● Exercise input
** start **

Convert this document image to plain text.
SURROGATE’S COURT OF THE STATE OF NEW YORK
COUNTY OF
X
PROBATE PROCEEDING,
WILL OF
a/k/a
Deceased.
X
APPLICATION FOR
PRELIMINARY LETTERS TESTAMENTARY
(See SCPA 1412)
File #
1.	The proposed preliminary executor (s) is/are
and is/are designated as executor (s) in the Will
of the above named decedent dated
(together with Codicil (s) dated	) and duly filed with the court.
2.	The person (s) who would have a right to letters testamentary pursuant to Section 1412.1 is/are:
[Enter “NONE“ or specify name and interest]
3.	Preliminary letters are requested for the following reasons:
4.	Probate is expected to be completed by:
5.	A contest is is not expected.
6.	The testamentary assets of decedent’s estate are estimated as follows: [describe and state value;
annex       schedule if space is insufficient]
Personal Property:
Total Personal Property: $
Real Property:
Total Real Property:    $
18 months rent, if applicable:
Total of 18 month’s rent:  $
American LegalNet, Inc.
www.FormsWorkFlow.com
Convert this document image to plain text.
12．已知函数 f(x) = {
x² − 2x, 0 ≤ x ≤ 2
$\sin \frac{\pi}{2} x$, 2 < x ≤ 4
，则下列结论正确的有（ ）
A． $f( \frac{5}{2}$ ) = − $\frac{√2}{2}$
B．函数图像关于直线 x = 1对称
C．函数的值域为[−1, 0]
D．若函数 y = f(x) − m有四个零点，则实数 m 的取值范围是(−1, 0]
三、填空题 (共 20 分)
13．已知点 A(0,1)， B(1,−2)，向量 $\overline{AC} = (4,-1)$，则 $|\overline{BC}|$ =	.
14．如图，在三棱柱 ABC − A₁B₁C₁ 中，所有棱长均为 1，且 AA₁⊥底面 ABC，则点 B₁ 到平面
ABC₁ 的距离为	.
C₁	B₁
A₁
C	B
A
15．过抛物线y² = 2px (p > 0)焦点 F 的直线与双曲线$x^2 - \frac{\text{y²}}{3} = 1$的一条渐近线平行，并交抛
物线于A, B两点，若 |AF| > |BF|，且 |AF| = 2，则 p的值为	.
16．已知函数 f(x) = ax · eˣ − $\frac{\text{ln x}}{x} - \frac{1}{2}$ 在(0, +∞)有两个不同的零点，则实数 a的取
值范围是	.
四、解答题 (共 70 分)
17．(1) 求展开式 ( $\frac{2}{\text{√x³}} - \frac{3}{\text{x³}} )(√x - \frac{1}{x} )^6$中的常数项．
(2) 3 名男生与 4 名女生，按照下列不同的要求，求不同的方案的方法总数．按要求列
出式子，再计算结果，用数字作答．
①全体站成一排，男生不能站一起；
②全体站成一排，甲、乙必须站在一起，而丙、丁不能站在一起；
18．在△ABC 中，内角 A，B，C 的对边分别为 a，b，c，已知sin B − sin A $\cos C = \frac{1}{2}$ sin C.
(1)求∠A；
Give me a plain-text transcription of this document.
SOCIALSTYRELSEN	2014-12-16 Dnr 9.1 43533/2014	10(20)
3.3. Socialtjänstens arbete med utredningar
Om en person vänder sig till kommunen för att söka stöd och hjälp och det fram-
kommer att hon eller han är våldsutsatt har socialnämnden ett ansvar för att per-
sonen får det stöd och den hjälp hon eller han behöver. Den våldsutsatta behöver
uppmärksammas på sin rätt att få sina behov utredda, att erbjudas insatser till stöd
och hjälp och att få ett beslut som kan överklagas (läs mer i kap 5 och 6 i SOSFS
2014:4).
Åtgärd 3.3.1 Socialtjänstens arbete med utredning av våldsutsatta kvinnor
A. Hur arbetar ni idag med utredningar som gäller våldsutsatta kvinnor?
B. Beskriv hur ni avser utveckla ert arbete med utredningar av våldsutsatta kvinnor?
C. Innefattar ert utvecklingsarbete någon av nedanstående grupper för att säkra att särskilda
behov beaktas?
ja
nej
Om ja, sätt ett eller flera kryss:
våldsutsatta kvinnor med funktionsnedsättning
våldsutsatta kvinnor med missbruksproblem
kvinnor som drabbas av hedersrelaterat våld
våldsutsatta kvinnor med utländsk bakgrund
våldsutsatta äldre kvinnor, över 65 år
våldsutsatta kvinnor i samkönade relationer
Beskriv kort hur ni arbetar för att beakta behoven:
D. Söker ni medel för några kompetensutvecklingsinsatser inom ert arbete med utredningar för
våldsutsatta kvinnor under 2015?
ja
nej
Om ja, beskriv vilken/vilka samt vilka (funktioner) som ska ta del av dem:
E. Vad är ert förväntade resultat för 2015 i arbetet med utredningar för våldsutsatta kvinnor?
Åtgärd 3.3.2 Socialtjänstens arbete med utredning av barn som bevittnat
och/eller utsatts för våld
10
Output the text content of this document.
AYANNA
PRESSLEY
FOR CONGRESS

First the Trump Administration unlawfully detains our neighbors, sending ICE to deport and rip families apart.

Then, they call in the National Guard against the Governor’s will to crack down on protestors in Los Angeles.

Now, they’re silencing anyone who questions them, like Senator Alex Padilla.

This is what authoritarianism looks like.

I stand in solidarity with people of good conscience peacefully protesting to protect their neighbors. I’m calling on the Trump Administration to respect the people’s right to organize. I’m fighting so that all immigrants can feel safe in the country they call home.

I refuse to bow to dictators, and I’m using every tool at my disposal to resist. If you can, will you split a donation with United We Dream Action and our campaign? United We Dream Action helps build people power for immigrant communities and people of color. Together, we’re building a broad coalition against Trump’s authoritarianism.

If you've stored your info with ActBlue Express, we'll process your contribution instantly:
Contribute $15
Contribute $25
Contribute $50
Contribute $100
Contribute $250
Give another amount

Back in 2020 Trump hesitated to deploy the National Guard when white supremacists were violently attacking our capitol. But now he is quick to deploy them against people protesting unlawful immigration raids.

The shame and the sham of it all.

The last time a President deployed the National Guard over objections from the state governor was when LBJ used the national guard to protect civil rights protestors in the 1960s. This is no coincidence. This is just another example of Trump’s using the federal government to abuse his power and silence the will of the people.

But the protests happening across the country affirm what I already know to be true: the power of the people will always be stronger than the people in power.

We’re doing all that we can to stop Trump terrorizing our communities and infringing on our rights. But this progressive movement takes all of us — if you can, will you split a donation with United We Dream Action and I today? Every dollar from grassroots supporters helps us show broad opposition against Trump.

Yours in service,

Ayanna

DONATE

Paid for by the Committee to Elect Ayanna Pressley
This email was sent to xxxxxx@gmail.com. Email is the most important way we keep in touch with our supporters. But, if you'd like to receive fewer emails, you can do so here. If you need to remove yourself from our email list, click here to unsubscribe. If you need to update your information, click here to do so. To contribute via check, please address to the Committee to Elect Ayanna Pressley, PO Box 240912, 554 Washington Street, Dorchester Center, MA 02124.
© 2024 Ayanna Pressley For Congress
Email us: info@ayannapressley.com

** end **

● What to work on
Type out the full listing again, exactly as given.

● Task solution
Convert this document image to plain text.
SURROGATE’S COURT OF THE STATE OF NEW YORK
COUNTY OF
X
PROBATE PROCEEDING,
WILL OF
a/k/a
Deceased.
X
APPLICATION FOR
PRELIMINARY LETTERS TESTAMENTARY
(See SCPA 1412)
File #
1.	The proposed preliminary executor (s) is/are
and is/are designated as executor (s) in the Will
of the above named decedent dated
(together with Codicil (s) dated	) and duly filed with the court.
2.	The person (s) who would have a right to letters testamentary pursuant to Section 1412.1 is/are:
[Enter “NONE“ or specify name and interest]
3.	Preliminary letters are requested for the following reasons:
4.	Probate is expected to be completed by:
5.	A contest is is not expected.
6.	The testamentary assets of decedent’s estate are estimated as follows: [describe and state value;
annex       schedule if space is insufficient]
Personal Property:
Total Personal Property: $
Real Property:
Total Real Property:    $
18 months rent, if applicable:
Total of 18 month’s rent:  $
American LegalNet, Inc.
www.FormsWorkFlow.com
Convert this document image to plain text.
12．已知函数 f(x) = {
x² − 2x, 0 ≤ x ≤ 2
$\sin \frac{\pi}{2} x$, 2 < x ≤ 4
，则下列结论正确的有（ ）
A． $f( \frac{5}{2}$ ) = − $\frac{√2}{2}$
B．函数图像关于直线 x = 1对称
C．函数的值域为[−1, 0]
D．若函数 y = f(x) − m有四个零点，则实数 m 的取值范围是(−1, 0]
三、填空题 (共 20 分)
13．已知点 A(0,1)， B(1,−2)，向量 $\overline{AC} = (4,-1)$，则 $|\overline{BC}|$ =	.
14．如图，在三棱柱 ABC − A₁B₁C₁ 中，所有棱长均为 1，且 AA₁⊥底面 ABC，则点 B₁ 到平面
ABC₁ 的距离为	.
C₁	B₁
A₁
C	B
A
15．过抛物线y² = 2px (p > 0)焦点 F 的直线与双曲线$x^2 - \frac{\text{y²}}{3} = 1$的一条渐近线平行，并交抛
物线于A, B两点，若 |AF| > |BF|，且 |AF| = 2，则 p的值为	.
16．已知函数 f(x) = ax · eˣ − $\frac{\text{ln x}}{x} - \frac{1}{2}$ 在(0, +∞)有两个不同的零点，则实数 a的取
值范围是	.
四、解答题 (共 70 分)
17．(1) 求展开式 ( $\frac{2}{\text{√x³}} - \frac{3}{\text{x³}} )(√x - \frac{1}{x} )^6$中的常数项．
(2) 3 名男生与 4 名女生，按照下列不同的要求，求不同的方案的方法总数．按要求列
出式子，再计算结果，用数字作答．
①全体站成一排，男生不能站一起；
②全体站成一排，甲、乙必须站在一起，而丙、丁不能站在一起；
18．在△ABC 中，内角 A，B，C 的对边分别为 a，b，c，已知sin B − sin A $\cos C = \frac{1}{2}$ sin C.
(1)求∠A；
Give me a plain-text transcription of this document.
SOCIALSTYRELSEN	2014-12-16 Dnr 9.1 43533/2014	10(20)
3.3. Socialtjänstens arbete med utredningar
Om en person vänder sig till kommunen för att söka stöd och hjälp och det fram-
kommer att hon eller han är våldsutsatt har socialnämnden ett ansvar för att per-
sonen får det stöd och den hjälp hon eller han behöver. Den våldsutsatta behöver
uppmärksammas på sin rätt att få sina behov utredda, att erbjudas insatser till stöd
och hjälp och att få ett beslut som kan överklagas (läs mer i kap 5 och 6 i SOSFS
2014:4).
Åtgärd 3.3.1 Socialtjänstens arbete med utredning av våldsutsatta kvinnor
A. Hur arbetar ni idag med utredningar som gäller våldsutsatta kvinnor?
B. Beskriv hur ni avser utveckla ert arbete med utredningar av våldsutsatta kvinnor?
C. Innefattar ert utvecklingsarbete någon av nedanstående grupper för att säkra att särskilda
behov beaktas?
ja
nej
Om ja, sätt ett eller flera kryss:
våldsutsatta kvinnor med funktionsnedsättning
våldsutsatta kvinnor med missbruksproblem
kvinnor som drabbas av hedersrelaterat våld
våldsutsatta kvinnor med utländsk bakgrund
våldsutsatta äldre kvinnor, över 65 år
våldsutsatta kvinnor i samkönade relationer
Beskriv kort hur ni arbetar för att beakta behoven:
D. Söker ni medel för några kompetensutvecklingsinsatser inom ert arbete med utredningar för
våldsutsatta kvinnor under 2015?
ja
nej
Om ja, beskriv vilken/vilka samt vilka (funktioner) som ska ta del av dem:
E. Vad är ert förväntade resultat för 2015 i arbetet med utredningar för våldsutsatta kvinnor?
Åtgärd 3.3.2 Socialtjänstens arbete med utredning av barn som bevittnat
och/eller utsatts för våld
10
Output the text content of this document.
AYANNA
PRESSLEY
FOR CONGRESS

First the Trump Administration unlawfully detains our neighbors, sending ICE to deport and rip families apart.

Then, they call in the National Guard against the Governor’s will to crack down on protestors in Los Angeles.

Now, they’re silencing anyone who questions them, like Senator Alex Padilla.

This is what authoritarianism looks like.

I stand in solidarity with people of good conscience peacefully protesting to protect their neighbors. I’m calling on the Trump Administration to respect the people’s right to organize. I’m fighting so that all immigrants can feel safe in the country they call home.

I refuse to bow to dictators, and I’m using every tool at my disposal to resist. If you can, will you split a donation with United We Dream Action and our campaign? United We Dream Action helps build people power for immigrant communities and people of color. Together, we’re building a broad coalition against Trump’s authoritarianism.

If you've stored your info with ActBlue Express, we'll process your contribution instantly:
Contribute $15
Contribute $25
Contribute $50
Contribute $100
Contribute $250
Give another amount

Back in 2020 Trump hesitated to deploy the National Guard when white supremacists were violently attacking our capitol. But now he is quick to deploy them against people protesting unlawful immigration raids.

The shame and the sham of it all.

The last time a President deployed the National Guard over objections from the state governor was when LBJ used the national guard to protect civil rights protestors in the 1960s. This is no coincidence. This is just another example of Trump’s using the federal government to abuse his power and silence the will of the people.

But the protests happening across the country affirm what I already know to be true: the power of the people will always be stronger than the people in power.

We’re doing all that we can to stop Trump terrorizing our communities and infringing on our rights. But this progressive movement takes all of us — if you can, will you split a donation with United We Dream Action and I today? Every dollar from grassroots supporters helps us show broad opposition against Trump.

Yours in service,

Ayanna

DONATE

Paid for by the Committee to Elect Ayanna Pressley
This email was sent to xxxxxx@gmail.com. Email is the most important way we keep in touch with our supporters. But, if you'd like to receive fewer emails, you can do so here. If you need to remove yourself from our email list, click here to unsubscribe. If you need to update your information, click here to do so. To contribute via check, please address to the Committee to Elect Ayanna Pressley, PO Box 240912, 554 Washington Street, Dorchester Center, MA 02124.
© 2024 Ayanna Pressley For Congress
Email us: info@ayannapressley.com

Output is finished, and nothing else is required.